Directions for this task -
Write out all of the records precisely. Skip anything that is a picture.

Material for the task -
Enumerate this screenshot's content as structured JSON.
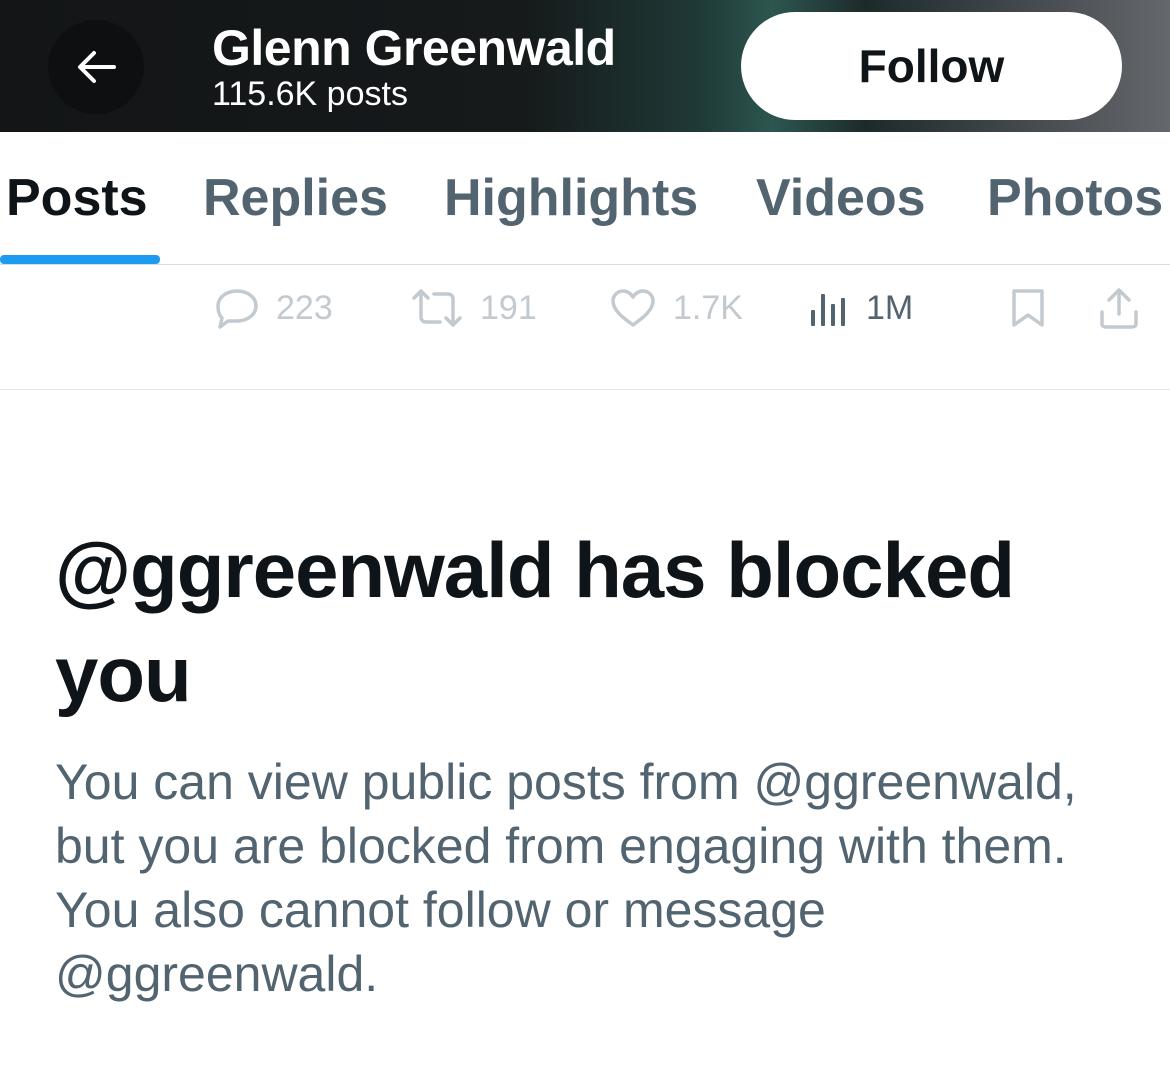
{
  "header": {
    "title": "Glenn Greenwald",
    "post_count": "115.6K posts",
    "follow_label": "Follow",
    "back_icon": "arrow-left-icon"
  },
  "tabs": [
    {
      "label": "Posts",
      "active": true
    },
    {
      "label": "Replies",
      "active": false
    },
    {
      "label": "Highlights",
      "active": false
    },
    {
      "label": "Videos",
      "active": false
    },
    {
      "label": "Photos",
      "active": false
    }
  ],
  "actions": {
    "replies": "223",
    "reposts": "191",
    "likes": "1.7K",
    "views": "1M"
  },
  "blocked": {
    "title": "@ggreenwald has blocked you",
    "body": "You can view public posts from @ggreenwald, but you are blocked from engaging with them. You also cannot follow or message @ggreenwald."
  },
  "colors": {
    "accent": "#1d9bf0",
    "text_primary": "#0f1419",
    "text_secondary": "#536471",
    "disabled": "#c2cad0"
  }
}
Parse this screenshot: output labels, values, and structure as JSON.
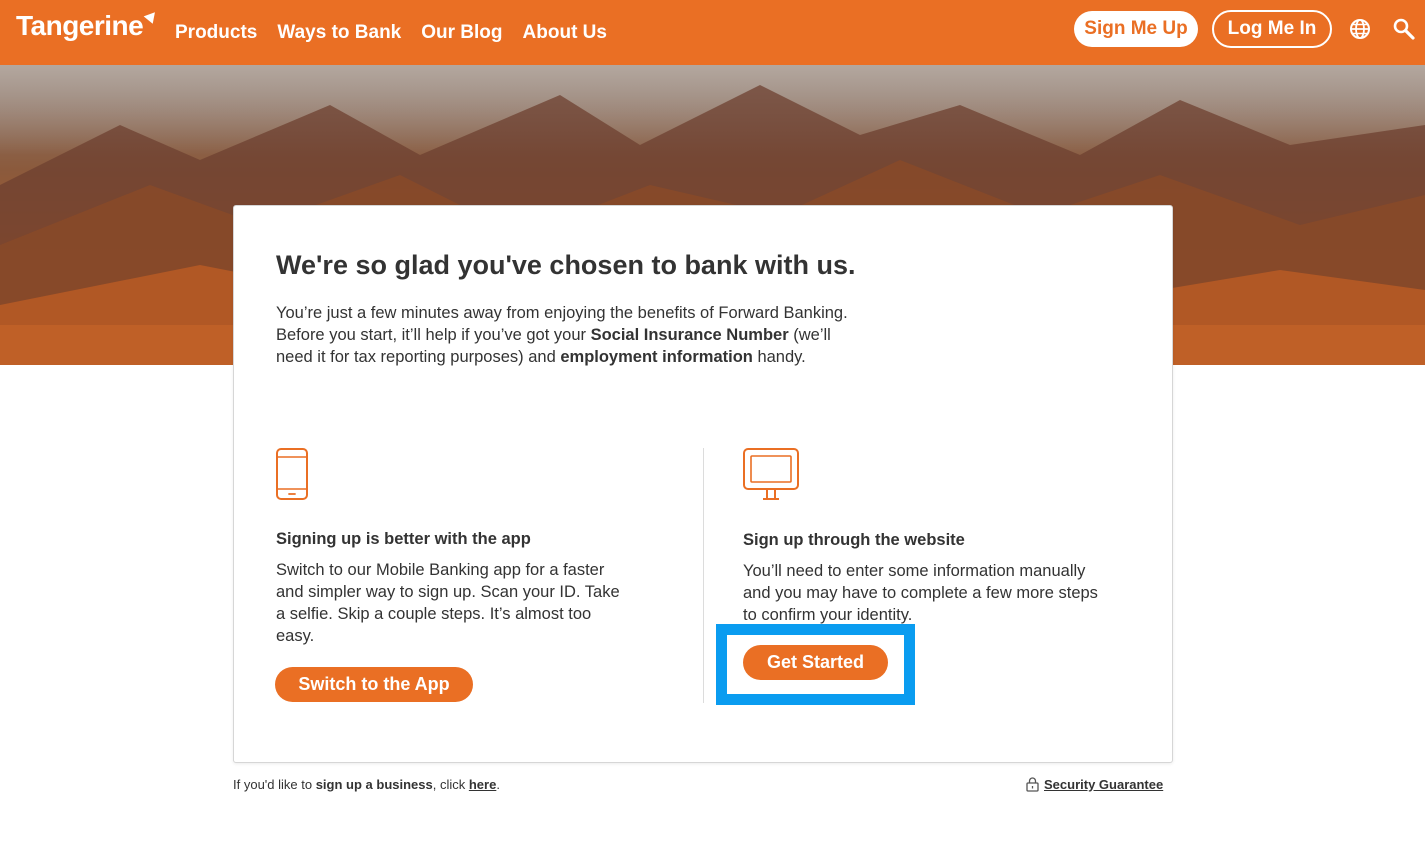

Exercise output -
Enumerate this screenshot's content as structured JSON.
{
  "header": {
    "title": "Glenn Greenwald",
    "post_count": "115.6K posts",
    "follow_label": "Follow",
    "back_icon": "arrow-left-icon"
  },
  "tabs": [
    {
      "label": "Posts",
      "active": true
    },
    {
      "label": "Replies",
      "active": false
    },
    {
      "label": "Highlights",
      "active": false
    },
    {
      "label": "Videos",
      "active": false
    },
    {
      "label": "Photos",
      "active": false
    }
  ],
  "actions": {
    "replies": "223",
    "reposts": "191",
    "likes": "1.7K",
    "views": "1M"
  },
  "blocked": {
    "title": "@ggreenwald has blocked you",
    "body": "You can view public posts from @ggreenwald, but you are blocked from engaging with them. You also cannot follow or message @ggreenwald."
  },
  "colors": {
    "accent": "#1d9bf0",
    "text_primary": "#0f1419",
    "text_secondary": "#536471",
    "disabled": "#c2cad0"
  }
}
Parse this screenshot: output labels, values, and structure as JSON.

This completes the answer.